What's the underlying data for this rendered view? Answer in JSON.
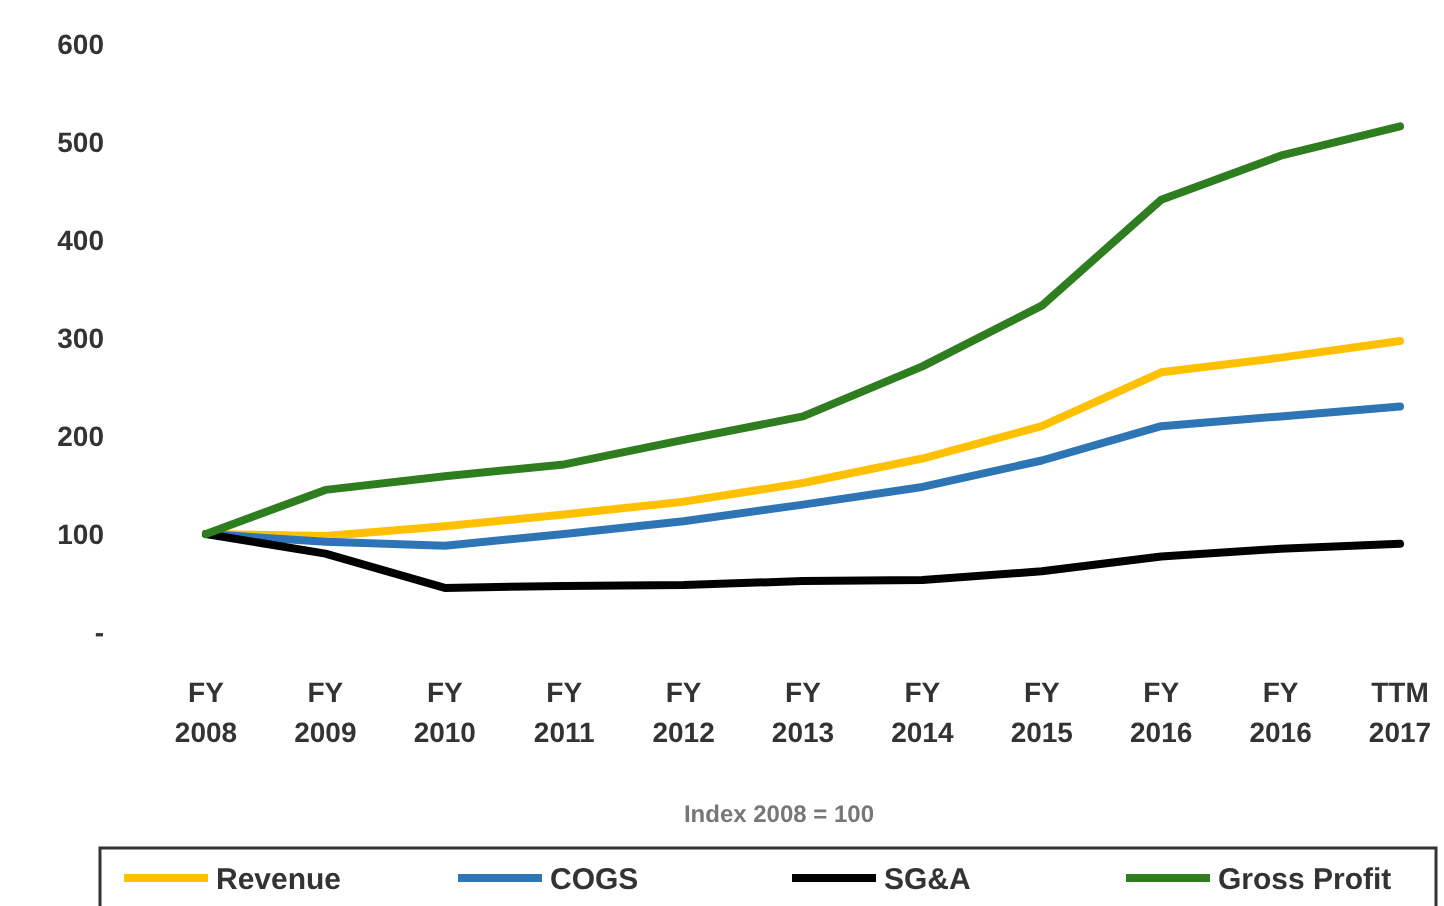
{
  "chart_data": {
    "type": "line",
    "xlabel": "Index 2008 = 100",
    "categories": [
      "FY 2008",
      "FY 2009",
      "FY 2010",
      "FY 2011",
      "FY 2012",
      "FY 2013",
      "FY 2014",
      "FY 2015",
      "FY 2016",
      "FY 2016",
      "TTM 2017"
    ],
    "series": [
      {
        "name": "Revenue",
        "color": "#ffc000",
        "values": [
          100,
          98,
          108,
          120,
          133,
          152,
          177,
          210,
          265,
          280,
          297
        ]
      },
      {
        "name": "COGS",
        "color": "#2e75b6",
        "values": [
          100,
          92,
          88,
          100,
          113,
          130,
          148,
          175,
          210,
          220,
          230
        ]
      },
      {
        "name": "SG&A",
        "color": "#000000",
        "values": [
          100,
          80,
          45,
          47,
          48,
          52,
          53,
          62,
          77,
          85,
          90
        ]
      },
      {
        "name": "Gross Profit",
        "color": "#2e7d1e",
        "values": [
          100,
          145,
          159,
          171,
          196,
          220,
          271,
          333,
          441,
          486,
          516
        ]
      }
    ],
    "ylim": [
      0,
      600
    ],
    "yticks": [
      {
        "value": 0,
        "label": "-"
      },
      100,
      200,
      300,
      400,
      500,
      600
    ],
    "grid": false,
    "legend": "bottom",
    "marker": "none",
    "line_style": "solid"
  }
}
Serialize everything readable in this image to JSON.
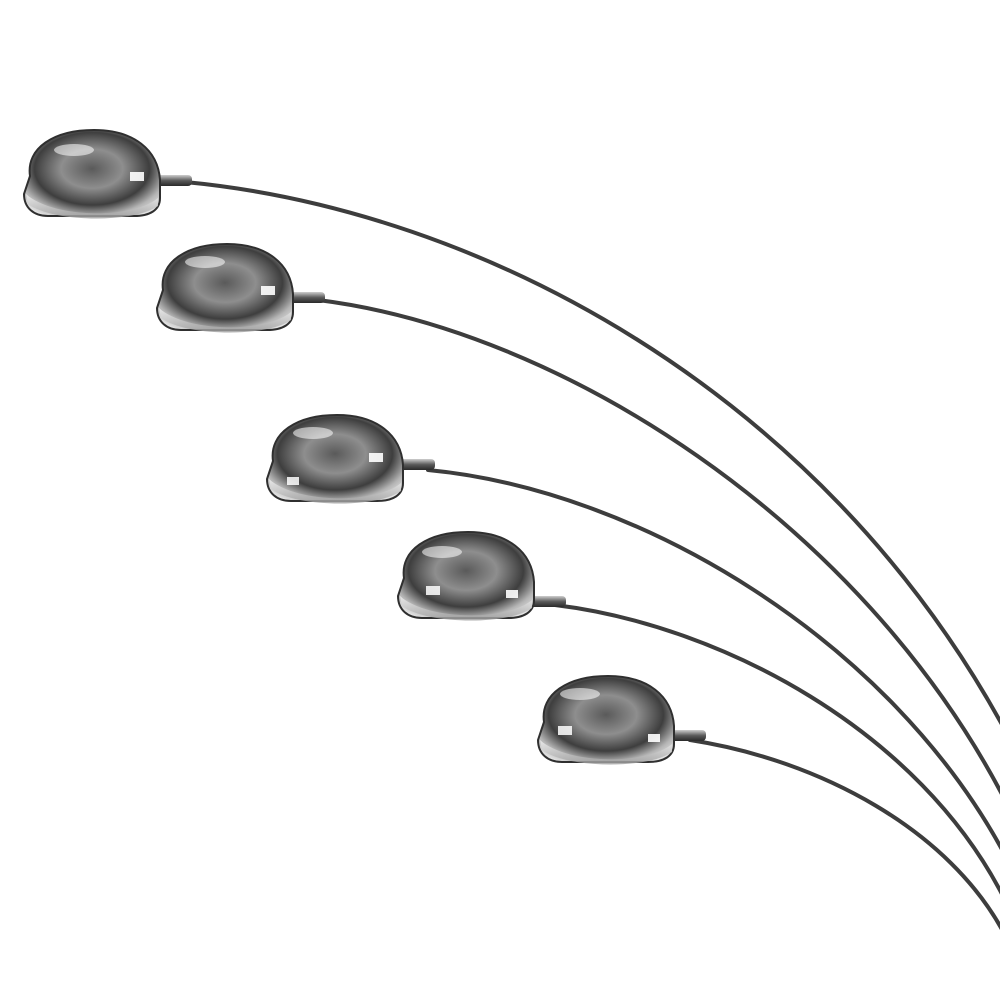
{
  "image": {
    "subject": "arc-floor-lamp-heads",
    "lamp_head_count": 5,
    "colors": {
      "background": "#ffffff",
      "chrome_dark": "#3a3a3a",
      "chrome_mid": "#8c8c8c",
      "chrome_light": "#e6e6e6",
      "arm": "#3d3d3d",
      "highlight": "#ffffff"
    }
  }
}
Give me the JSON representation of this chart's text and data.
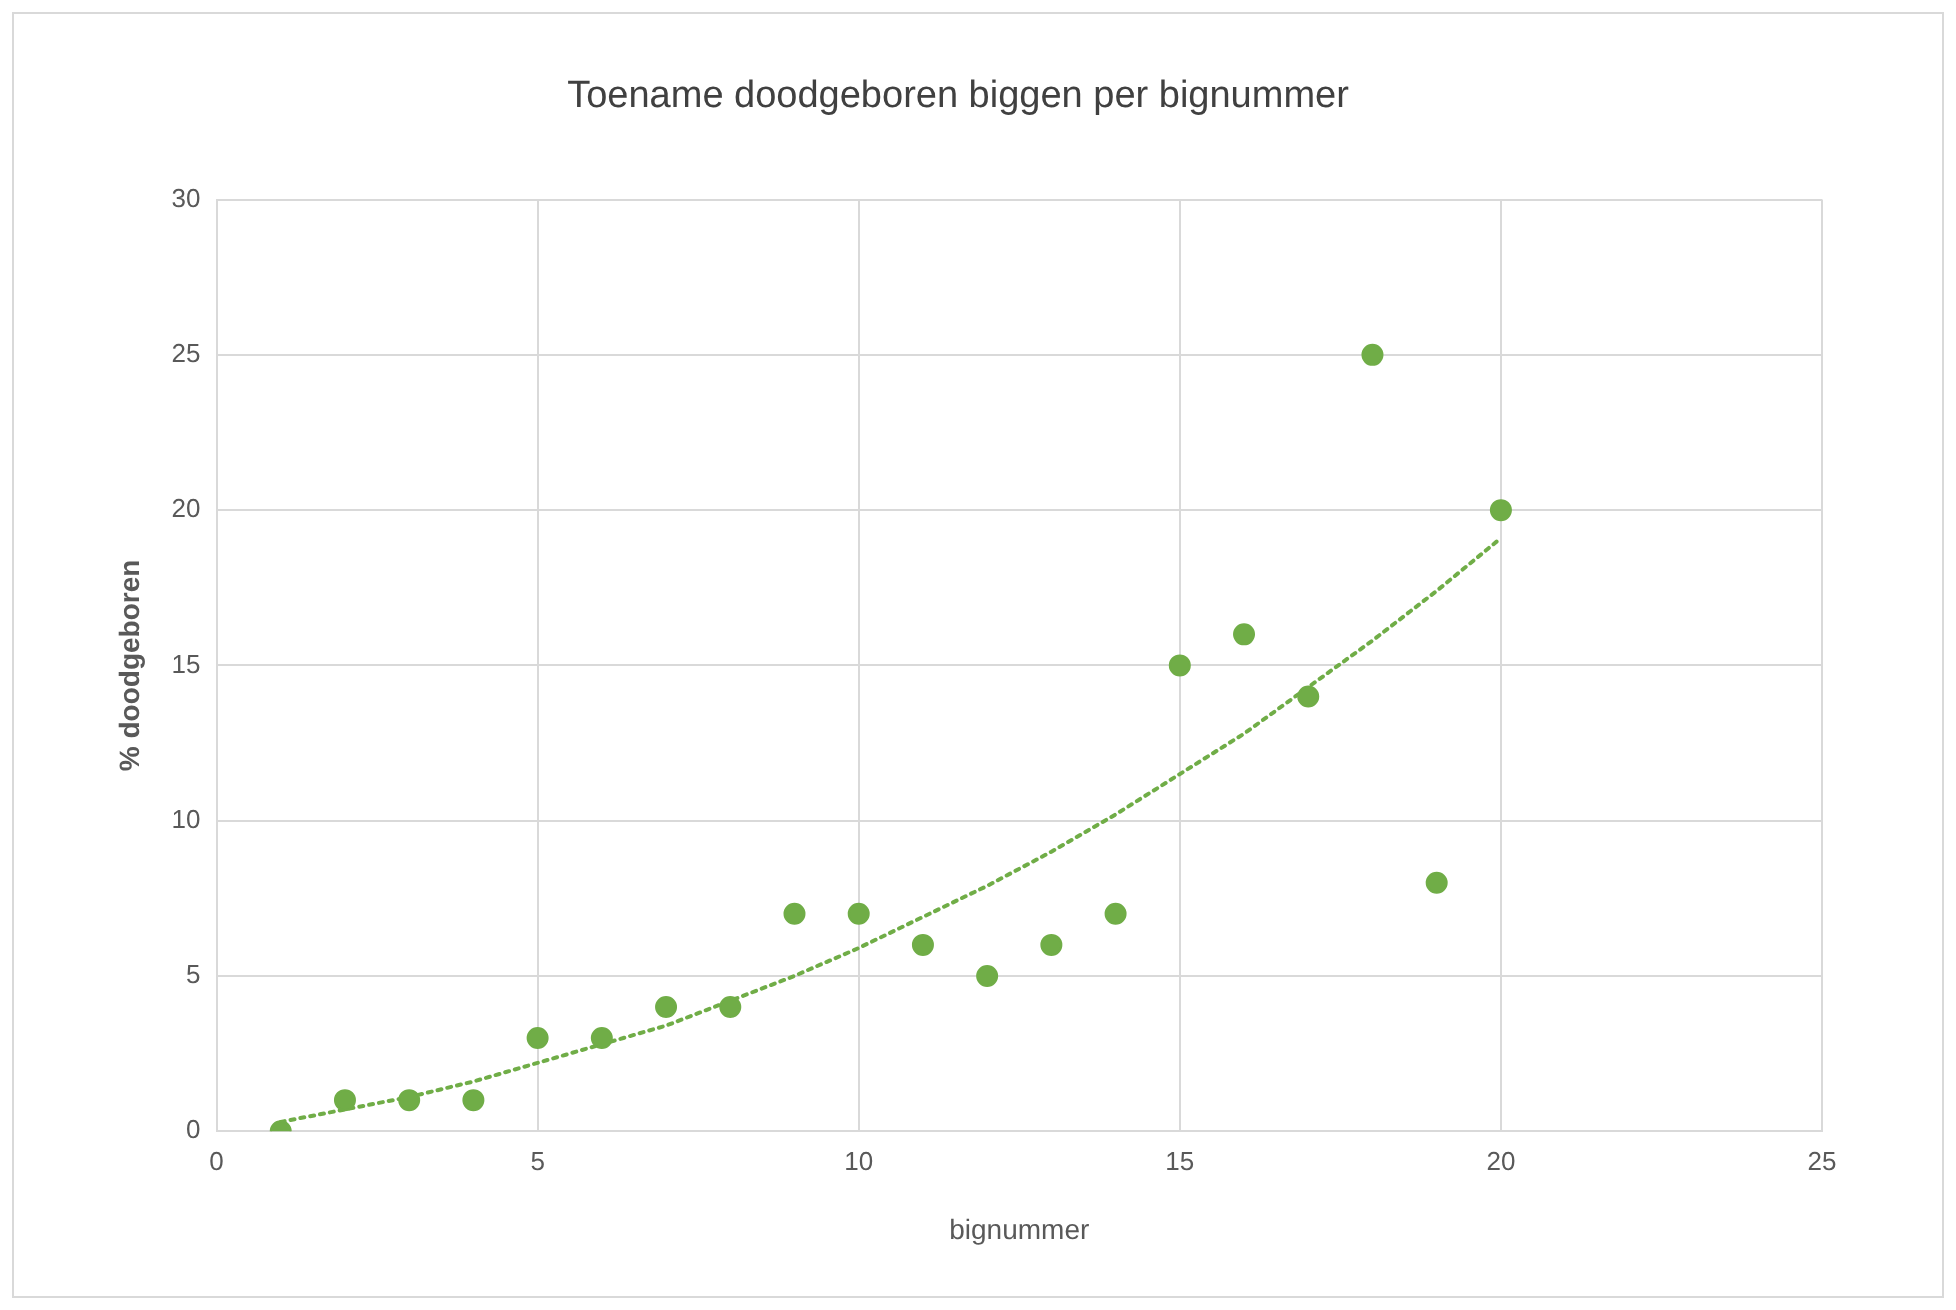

========

» **Written instruction**
Go through the listing above and pull out each line containing the word "JSON".

» **Solution to this exercise**
What's the underlying data for this rendered view? Answer in JSON.
Serialize everything readable in this image to JSON.
Give me the JSON representation of this chart's text and data.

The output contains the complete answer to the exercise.